Exactly as they appear, output all of the entries.

▸ **Dataset entries**
------------------------------------------------

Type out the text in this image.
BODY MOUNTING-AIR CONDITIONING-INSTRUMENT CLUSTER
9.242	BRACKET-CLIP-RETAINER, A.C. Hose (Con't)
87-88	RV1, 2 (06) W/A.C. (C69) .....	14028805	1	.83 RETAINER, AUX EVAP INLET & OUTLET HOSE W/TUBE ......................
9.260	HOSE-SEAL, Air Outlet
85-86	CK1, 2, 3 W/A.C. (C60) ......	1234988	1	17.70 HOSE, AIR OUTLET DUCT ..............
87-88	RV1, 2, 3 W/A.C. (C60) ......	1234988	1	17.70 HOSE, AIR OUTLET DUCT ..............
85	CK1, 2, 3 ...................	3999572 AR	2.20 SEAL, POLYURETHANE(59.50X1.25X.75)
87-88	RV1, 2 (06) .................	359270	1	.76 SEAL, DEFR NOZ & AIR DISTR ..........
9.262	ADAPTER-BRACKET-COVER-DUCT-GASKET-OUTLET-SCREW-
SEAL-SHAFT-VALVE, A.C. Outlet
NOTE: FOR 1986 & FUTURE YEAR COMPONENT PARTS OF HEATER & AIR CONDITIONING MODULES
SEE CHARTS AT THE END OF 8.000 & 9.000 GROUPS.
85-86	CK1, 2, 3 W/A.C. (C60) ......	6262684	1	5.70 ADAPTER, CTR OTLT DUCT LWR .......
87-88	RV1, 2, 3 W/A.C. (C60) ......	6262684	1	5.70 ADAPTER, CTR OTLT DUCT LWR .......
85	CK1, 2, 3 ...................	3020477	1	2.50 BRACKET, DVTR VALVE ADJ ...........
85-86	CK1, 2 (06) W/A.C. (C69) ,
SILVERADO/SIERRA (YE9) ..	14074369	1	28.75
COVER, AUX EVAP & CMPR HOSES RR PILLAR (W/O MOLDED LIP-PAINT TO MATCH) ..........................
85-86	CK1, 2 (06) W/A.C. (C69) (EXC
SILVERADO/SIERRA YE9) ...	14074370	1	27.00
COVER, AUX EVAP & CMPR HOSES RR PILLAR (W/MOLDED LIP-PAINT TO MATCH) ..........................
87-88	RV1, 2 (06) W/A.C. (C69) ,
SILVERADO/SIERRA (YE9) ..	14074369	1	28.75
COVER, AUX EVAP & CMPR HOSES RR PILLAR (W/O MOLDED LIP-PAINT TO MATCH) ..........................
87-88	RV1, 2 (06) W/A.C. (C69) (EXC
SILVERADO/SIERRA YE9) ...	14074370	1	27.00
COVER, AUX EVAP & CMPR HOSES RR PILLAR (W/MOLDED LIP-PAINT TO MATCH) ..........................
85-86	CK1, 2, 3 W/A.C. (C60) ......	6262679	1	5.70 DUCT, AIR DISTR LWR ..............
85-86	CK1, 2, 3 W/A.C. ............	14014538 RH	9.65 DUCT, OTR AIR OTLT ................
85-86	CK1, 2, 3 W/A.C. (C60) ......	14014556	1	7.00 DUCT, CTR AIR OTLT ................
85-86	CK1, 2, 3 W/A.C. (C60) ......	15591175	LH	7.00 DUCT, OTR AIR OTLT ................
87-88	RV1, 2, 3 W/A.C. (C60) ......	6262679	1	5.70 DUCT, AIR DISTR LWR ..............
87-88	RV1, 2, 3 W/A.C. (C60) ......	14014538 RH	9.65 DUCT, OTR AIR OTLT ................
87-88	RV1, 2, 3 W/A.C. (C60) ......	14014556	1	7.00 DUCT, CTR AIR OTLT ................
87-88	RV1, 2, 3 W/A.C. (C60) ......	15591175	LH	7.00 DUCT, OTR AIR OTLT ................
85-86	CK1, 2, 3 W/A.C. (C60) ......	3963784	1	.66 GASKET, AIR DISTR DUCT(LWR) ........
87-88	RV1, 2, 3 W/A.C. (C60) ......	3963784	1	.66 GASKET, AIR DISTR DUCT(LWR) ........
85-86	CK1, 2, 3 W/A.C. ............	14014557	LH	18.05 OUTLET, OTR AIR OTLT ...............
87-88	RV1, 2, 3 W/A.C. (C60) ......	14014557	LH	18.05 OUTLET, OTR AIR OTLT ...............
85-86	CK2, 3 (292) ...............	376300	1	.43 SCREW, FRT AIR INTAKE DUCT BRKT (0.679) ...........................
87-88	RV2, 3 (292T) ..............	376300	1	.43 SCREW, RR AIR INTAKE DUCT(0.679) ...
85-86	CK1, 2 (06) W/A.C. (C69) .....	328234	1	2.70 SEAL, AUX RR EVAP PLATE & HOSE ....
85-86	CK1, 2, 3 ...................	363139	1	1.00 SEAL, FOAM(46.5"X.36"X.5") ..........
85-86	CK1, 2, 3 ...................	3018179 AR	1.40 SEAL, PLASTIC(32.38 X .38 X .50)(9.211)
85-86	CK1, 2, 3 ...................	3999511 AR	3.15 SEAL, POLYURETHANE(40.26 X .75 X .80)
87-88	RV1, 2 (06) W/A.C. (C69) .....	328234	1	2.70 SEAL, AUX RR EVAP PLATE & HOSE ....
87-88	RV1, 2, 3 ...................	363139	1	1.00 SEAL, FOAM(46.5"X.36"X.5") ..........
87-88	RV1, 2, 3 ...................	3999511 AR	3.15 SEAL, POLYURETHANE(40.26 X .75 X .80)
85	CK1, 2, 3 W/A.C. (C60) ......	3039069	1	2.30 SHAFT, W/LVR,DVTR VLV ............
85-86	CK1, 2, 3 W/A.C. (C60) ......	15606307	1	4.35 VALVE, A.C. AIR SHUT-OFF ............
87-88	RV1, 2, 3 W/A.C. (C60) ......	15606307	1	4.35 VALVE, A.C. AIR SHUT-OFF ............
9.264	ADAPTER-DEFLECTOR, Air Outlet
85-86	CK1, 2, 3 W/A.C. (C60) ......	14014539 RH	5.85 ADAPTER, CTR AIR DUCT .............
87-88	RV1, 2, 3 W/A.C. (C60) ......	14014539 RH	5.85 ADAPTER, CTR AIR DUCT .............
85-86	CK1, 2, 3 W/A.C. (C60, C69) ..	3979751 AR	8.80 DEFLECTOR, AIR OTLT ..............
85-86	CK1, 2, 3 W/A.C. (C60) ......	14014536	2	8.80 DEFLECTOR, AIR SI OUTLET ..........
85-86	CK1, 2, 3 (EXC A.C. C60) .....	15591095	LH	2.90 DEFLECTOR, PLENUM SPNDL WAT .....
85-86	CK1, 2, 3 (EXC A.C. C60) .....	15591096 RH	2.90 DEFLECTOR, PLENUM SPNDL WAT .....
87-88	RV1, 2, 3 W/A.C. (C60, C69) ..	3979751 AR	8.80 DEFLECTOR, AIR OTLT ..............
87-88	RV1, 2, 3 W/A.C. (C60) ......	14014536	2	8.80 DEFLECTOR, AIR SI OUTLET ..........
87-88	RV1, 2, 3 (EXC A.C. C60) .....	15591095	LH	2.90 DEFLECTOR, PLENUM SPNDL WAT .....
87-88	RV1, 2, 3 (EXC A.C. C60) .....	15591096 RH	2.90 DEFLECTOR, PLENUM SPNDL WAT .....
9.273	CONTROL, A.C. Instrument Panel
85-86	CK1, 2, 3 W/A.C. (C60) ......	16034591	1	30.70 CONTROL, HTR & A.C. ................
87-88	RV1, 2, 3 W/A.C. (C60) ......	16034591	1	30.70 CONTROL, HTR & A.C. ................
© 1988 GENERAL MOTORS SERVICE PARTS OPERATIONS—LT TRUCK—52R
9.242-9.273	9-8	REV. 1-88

------------------------------------------------

▸ **PROBLEM SOLUTION**
Type out the text in this image.
BODY MOUNTING-AIR CONDITIONING-INSTRUMENT CLUSTER
9.242	BRACKET-CLIP-RETAINER, A.C. Hose (Con't)
87-88	RV1, 2 (06) W/A.C. (C69) .....	14028805	1	.83 RETAINER, AUX EVAP INLET & OUTLET HOSE W/TUBE ......................
9.260	HOSE-SEAL, Air Outlet
85-86	CK1, 2, 3 W/A.C. (C60) ......	1234988	1	17.70 HOSE, AIR OUTLET DUCT ..............
87-88	RV1, 2, 3 W/A.C. (C60) ......	1234988	1	17.70 HOSE, AIR OUTLET DUCT ..............
85	CK1, 2, 3 ...................	3999572 AR	2.20 SEAL, POLYURETHANE(59.50X1.25X.75)
87-88	RV1, 2 (06) .................	359270	1	.76 SEAL, DEFR NOZ & AIR DISTR ..........
9.262	ADAPTER-BRACKET-COVER-DUCT-GASKET-OUTLET-SCREW-
SEAL-SHAFT-VALVE, A.C. Outlet
NOTE: FOR 1986 & FUTURE YEAR COMPONENT PARTS OF HEATER & AIR CONDITIONING MODULES
SEE CHARTS AT THE END OF 8.000 & 9.000 GROUPS.
85-86	CK1, 2, 3 W/A.C. (C60) ......	6262684	1	5.70 ADAPTER, CTR OTLT DUCT LWR .......
87-88	RV1, 2, 3 W/A.C. (C60) ......	6262684	1	5.70 ADAPTER, CTR OTLT DUCT LWR .......
85	CK1, 2, 3 ...................	3020477	1	2.50 BRACKET, DVTR VALVE ADJ ...........
85-86	CK1, 2 (06) W/A.C. (C69) ,
SILVERADO/SIERRA (YE9) ..	14074369	1	28.75
COVER, AUX EVAP & CMPR HOSES RR PILLAR (W/O MOLDED LIP-PAINT TO MATCH) ..........................
85-86	CK1, 2 (06) W/A.C. (C69) (EXC
SILVERADO/SIERRA YE9) ...	14074370	1	27.00
COVER, AUX EVAP & CMPR HOSES RR PILLAR (W/MOLDED LIP-PAINT TO MATCH) ..........................
87-88	RV1, 2 (06) W/A.C. (C69) ,
SILVERADO/SIERRA (YE9) ..	14074369	1	28.75
COVER, AUX EVAP & CMPR HOSES RR PILLAR (W/O MOLDED LIP-PAINT TO MATCH) ..........................
87-88	RV1, 2 (06) W/A.C. (C69) (EXC
SILVERADO/SIERRA YE9) ...	14074370	1	27.00
COVER, AUX EVAP & CMPR HOSES RR PILLAR (W/MOLDED LIP-PAINT TO MATCH) ..........................
85-86	CK1, 2, 3 W/A.C. (C60) ......	6262679	1	5.70 DUCT, AIR DISTR LWR ..............
85-86	CK1, 2, 3 W/A.C. ............	14014538 RH	9.65 DUCT, OTR AIR OTLT ................
85-86	CK1, 2, 3 W/A.C. (C60) ......	14014556	1	7.00 DUCT, CTR AIR OTLT ................
85-86	CK1, 2, 3 W/A.C. (C60) ......	15591175	LH	7.00 DUCT, OTR AIR OTLT ................
87-88	RV1, 2, 3 W/A.C. (C60) ......	6262679	1	5.70 DUCT, AIR DISTR LWR ..............
87-88	RV1, 2, 3 W/A.C. (C60) ......	14014538 RH	9.65 DUCT, OTR AIR OTLT ................
87-88	RV1, 2, 3 W/A.C. (C60) ......	14014556	1	7.00 DUCT, CTR AIR OTLT ................
87-88	RV1, 2, 3 W/A.C. (C60) ......	15591175	LH	7.00 DUCT, OTR AIR OTLT ................
85-86	CK1, 2, 3 W/A.C. (C60) ......	3963784	1	.66 GASKET, AIR DISTR DUCT(LWR) ........
87-88	RV1, 2, 3 W/A.C. (C60) ......	3963784	1	.66 GASKET, AIR DISTR DUCT(LWR) ........
85-86	CK1, 2, 3 W/A.C. ............	14014557	LH	18.05 OUTLET, OTR AIR OTLT ...............
87-88	RV1, 2, 3 W/A.C. (C60) ......	14014557	LH	18.05 OUTLET, OTR AIR OTLT ...............
85-86	CK2, 3 (292) ...............	376300	1	.43 SCREW, FRT AIR INTAKE DUCT BRKT (0.679) ...........................
87-88	RV2, 3 (292T) ..............	376300	1	.43 SCREW, RR AIR INTAKE DUCT(0.679) ...
85-86	CK1, 2 (06) W/A.C. (C69) .....	328234	1	2.70 SEAL, AUX RR EVAP PLATE & HOSE ....
85-86	CK1, 2, 3 ...................	363139	1	1.00 SEAL, FOAM(46.5"X.36"X.5") ..........
85-86	CK1, 2, 3 ...................	3018179 AR	1.40 SEAL, PLASTIC(32.38 X .38 X .50)(9.211)
85-86	CK1, 2, 3 ...................	3999511 AR	3.15 SEAL, POLYURETHANE(40.26 X .75 X .80)
87-88	RV1, 2 (06) W/A.C. (C69) .....	328234	1	2.70 SEAL, AUX RR EVAP PLATE & HOSE ....
87-88	RV1, 2, 3 ...................	363139	1	1.00 SEAL, FOAM(46.5"X.36"X.5") ..........
87-88	RV1, 2, 3 ...................	3999511 AR	3.15 SEAL, POLYURETHANE(40.26 X .75 X .80)
85	CK1, 2, 3 W/A.C. (C60) ......	3039069	1	2.30 SHAFT, W/LVR,DVTR VLV ............
85-86	CK1, 2, 3 W/A.C. (C60) ......	15606307	1	4.35 VALVE, A.C. AIR SHUT-OFF ............
87-88	RV1, 2, 3 W/A.C. (C60) ......	15606307	1	4.35 VALVE, A.C. AIR SHUT-OFF ............
9.264	ADAPTER-DEFLECTOR, Air Outlet
85-86	CK1, 2, 3 W/A.C. (C60) ......	14014539 RH	5.85 ADAPTER, CTR AIR DUCT .............
87-88	RV1, 2, 3 W/A.C. (C60) ......	14014539 RH	5.85 ADAPTER, CTR AIR DUCT .............
85-86	CK1, 2, 3 W/A.C. (C60, C69) ..	3979751 AR	8.80 DEFLECTOR, AIR OTLT ..............
85-86	CK1, 2, 3 W/A.C. (C60) ......	14014536	2	8.80 DEFLECTOR, AIR SI OUTLET ..........
85-86	CK1, 2, 3 (EXC A.C. C60) .....	15591095	LH	2.90 DEFLECTOR, PLENUM SPNDL WAT .....
85-86	CK1, 2, 3 (EXC A.C. C60) .....	15591096 RH	2.90 DEFLECTOR, PLENUM SPNDL WAT .....
87-88	RV1, 2, 3 W/A.C. (C60, C69) ..	3979751 AR	8.80 DEFLECTOR, AIR OTLT ..............
87-88	RV1, 2, 3 W/A.C. (C60) ......	14014536	2	8.80 DEFLECTOR, AIR SI OUTLET ..........
87-88	RV1, 2, 3 (EXC A.C. C60) .....	15591095	LH	2.90 DEFLECTOR, PLENUM SPNDL WAT .....
87-88	RV1, 2, 3 (EXC A.C. C60) .....	15591096 RH	2.90 DEFLECTOR, PLENUM SPNDL WAT .....
9.273	CONTROL, A.C. Instrument Panel
85-86	CK1, 2, 3 W/A.C. (C60) ......	16034591	1	30.70 CONTROL, HTR & A.C. ................
87-88	RV1, 2, 3 W/A.C. (C60) ......	16034591	1	30.70 CONTROL, HTR & A.C. ................
© 1988 GENERAL MOTORS SERVICE PARTS OPERATIONS—LT TRUCK—52R
9.242-9.273	9-8	REV. 1-88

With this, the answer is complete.